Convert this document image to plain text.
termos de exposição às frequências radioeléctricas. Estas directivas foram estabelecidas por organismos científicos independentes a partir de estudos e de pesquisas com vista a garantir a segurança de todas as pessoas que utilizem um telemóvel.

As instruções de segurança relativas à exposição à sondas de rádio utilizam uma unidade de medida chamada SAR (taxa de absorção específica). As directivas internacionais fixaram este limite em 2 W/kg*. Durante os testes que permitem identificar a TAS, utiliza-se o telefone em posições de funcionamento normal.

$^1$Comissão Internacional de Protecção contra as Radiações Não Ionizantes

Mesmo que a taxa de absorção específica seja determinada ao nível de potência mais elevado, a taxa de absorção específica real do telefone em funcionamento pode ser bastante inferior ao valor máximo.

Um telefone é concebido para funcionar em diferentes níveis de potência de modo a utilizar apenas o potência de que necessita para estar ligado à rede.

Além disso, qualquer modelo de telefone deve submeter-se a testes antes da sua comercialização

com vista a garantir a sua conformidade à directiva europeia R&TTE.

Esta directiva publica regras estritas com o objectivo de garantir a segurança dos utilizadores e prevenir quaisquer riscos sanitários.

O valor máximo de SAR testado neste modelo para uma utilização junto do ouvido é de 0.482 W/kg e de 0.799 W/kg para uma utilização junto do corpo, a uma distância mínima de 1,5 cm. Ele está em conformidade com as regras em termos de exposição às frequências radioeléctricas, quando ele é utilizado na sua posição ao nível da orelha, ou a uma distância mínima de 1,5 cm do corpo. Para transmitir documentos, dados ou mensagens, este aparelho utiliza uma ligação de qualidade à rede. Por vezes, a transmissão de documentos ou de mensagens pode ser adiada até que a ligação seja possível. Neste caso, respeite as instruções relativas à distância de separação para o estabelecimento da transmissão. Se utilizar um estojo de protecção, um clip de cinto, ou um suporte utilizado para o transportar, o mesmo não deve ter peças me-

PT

## [WRITTEN PROBLEM]
Only lines holding the string "segurança" are wanted; gather each one from the entries above.

## [OUTPUT BELOW]
termos de exposição às frequências radioeléctricas. Estas directivas foram estabelecidas por organismos científicos independentes a partir de estudos e de pesquisas com vista a garantir a segurança de todas as pessoas que utilizem um telemóvel.
As instruções de segurança relativas à exposição à sondas de rádio utilizam uma unidade de medida chamada SAR (taxa de absorção específica). As directivas internacionais fixaram este limite em 2 W/kg*. Durante os testes que permitem identificar a TAS, utiliza-se o telefone em posições de funcionamento normal.
Esta directiva publica regras estritas com o objectivo de garantir a segurança dos utilizadores e prevenir quaisquer riscos sanitários.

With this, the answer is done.